What you are asked to do:
Write out all of the data without omission, exactly as shown.
─── Records
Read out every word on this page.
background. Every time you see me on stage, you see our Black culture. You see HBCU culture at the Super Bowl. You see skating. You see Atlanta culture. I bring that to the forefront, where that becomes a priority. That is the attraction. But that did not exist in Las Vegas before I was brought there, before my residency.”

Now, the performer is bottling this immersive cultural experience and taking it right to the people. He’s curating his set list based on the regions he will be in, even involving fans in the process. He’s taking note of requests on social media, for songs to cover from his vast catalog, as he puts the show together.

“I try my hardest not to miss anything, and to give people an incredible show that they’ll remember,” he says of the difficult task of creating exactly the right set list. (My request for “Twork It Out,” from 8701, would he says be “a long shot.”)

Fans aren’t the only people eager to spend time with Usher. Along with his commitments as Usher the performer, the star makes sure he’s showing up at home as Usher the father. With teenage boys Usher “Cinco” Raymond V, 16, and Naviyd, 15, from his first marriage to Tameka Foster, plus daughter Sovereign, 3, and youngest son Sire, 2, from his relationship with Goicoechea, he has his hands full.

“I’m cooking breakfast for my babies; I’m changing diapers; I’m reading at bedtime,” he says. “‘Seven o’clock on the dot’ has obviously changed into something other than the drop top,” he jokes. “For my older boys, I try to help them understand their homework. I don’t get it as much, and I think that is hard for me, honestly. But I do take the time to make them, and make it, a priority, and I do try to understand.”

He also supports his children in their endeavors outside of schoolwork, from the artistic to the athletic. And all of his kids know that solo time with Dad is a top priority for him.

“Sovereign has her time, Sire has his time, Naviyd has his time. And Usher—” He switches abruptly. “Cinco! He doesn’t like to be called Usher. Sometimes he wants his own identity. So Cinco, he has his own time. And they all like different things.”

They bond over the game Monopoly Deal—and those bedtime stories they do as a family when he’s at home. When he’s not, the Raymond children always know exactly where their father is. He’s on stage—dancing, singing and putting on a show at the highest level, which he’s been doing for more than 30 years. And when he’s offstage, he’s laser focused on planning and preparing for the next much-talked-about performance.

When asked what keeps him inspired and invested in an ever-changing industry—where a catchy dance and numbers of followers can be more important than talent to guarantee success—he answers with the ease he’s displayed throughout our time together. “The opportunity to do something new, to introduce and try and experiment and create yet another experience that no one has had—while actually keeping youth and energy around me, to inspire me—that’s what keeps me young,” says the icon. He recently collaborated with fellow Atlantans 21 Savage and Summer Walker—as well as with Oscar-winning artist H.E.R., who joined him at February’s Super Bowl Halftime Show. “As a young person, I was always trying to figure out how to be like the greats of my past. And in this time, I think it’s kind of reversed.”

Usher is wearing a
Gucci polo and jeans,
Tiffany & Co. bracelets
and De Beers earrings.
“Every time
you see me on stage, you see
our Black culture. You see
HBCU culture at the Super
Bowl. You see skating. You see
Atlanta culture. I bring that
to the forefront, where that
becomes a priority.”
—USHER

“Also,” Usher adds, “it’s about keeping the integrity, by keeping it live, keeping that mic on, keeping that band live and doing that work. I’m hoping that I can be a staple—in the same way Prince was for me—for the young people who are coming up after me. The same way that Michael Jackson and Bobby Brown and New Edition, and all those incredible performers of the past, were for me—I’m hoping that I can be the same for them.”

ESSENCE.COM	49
──────
Correct response:
Read out every word on this page.
background. Every time you see me on stage, you see our Black culture. You see HBCU culture at the Super Bowl. You see skating. You see Atlanta culture. I bring that to the forefront, where that becomes a priority. That is the attraction. But that did not exist in Las Vegas before I was brought there, before my residency.”

Now, the performer is bottling this immersive cultural experience and taking it right to the people. He’s curating his set list based on the regions he will be in, even involving fans in the process. He’s taking note of requests on social media, for songs to cover from his vast catalog, as he puts the show together.

“I try my hardest not to miss anything, and to give people an incredible show that they’ll remember,” he says of the difficult task of creating exactly the right set list. (My request for “Twork It Out,” from 8701, would he says be “a long shot.”)

Fans aren’t the only people eager to spend time with Usher. Along with his commitments as Usher the performer, the star makes sure he’s showing up at home as Usher the father. With teenage boys Usher “Cinco” Raymond V, 16, and Naviyd, 15, from his first marriage to Tameka Foster, plus daughter Sovereign, 3, and youngest son Sire, 2, from his relationship with Goicoechea, he has his hands full.

“I’m cooking breakfast for my babies; I’m changing diapers; I’m reading at bedtime,” he says. “‘Seven o’clock on the dot’ has obviously changed into something other than the drop top,” he jokes. “For my older boys, I try to help them understand their homework. I don’t get it as much, and I think that is hard for me, honestly. But I do take the time to make them, and make it, a priority, and I do try to understand.”

He also supports his children in their endeavors outside of schoolwork, from the artistic to the athletic. And all of his kids know that solo time with Dad is a top priority for him.

“Sovereign has her time, Sire has his time, Naviyd has his time. And Usher—” He switches abruptly. “Cinco! He doesn’t like to be called Usher. Sometimes he wants his own identity. So Cinco, he has his own time. And they all like different things.”

They bond over the game Monopoly Deal—and those bedtime stories they do as a family when he’s at home. When he’s not, the Raymond children always know exactly where their father is. He’s on stage—dancing, singing and putting on a show at the highest level, which he’s been doing for more than 30 years. And when he’s offstage, he’s laser focused on planning and preparing for the next much-talked-about performance.

When asked what keeps him inspired and invested in an ever-changing industry—where a catchy dance and numbers of followers can be more important than talent to guarantee success—he answers with the ease he’s displayed throughout our time together. “The opportunity to do something new, to introduce and try and experiment and create yet another experience that no one has had—while actually keeping youth and energy around me, to inspire me—that’s what keeps me young,” says the icon. He recently collaborated with fellow Atlantans 21 Savage and Summer Walker—as well as with Oscar-winning artist H.E.R., who joined him at February’s Super Bowl Halftime Show. “As a young person, I was always trying to figure out how to be like the greats of my past. And in this time, I think it’s kind of reversed.”

Usher is wearing a
Gucci polo and jeans,
Tiffany & Co. bracelets
and De Beers earrings.
“Every time
you see me on stage, you see
our Black culture. You see
HBCU culture at the Super
Bowl. You see skating. You see
Atlanta culture. I bring that
to the forefront, where that
becomes a priority.”
—USHER

“Also,” Usher adds, “it’s about keeping the integrity, by keeping it live, keeping that mic on, keeping that band live and doing that work. I’m hoping that I can be a staple—in the same way Prince was for me—for the young people who are coming up after me. The same way that Michael Jackson and Bobby Brown and New Edition, and all those incredible performers of the past, were for me—I’m hoping that I can be the same for them.”

ESSENCE.COM	49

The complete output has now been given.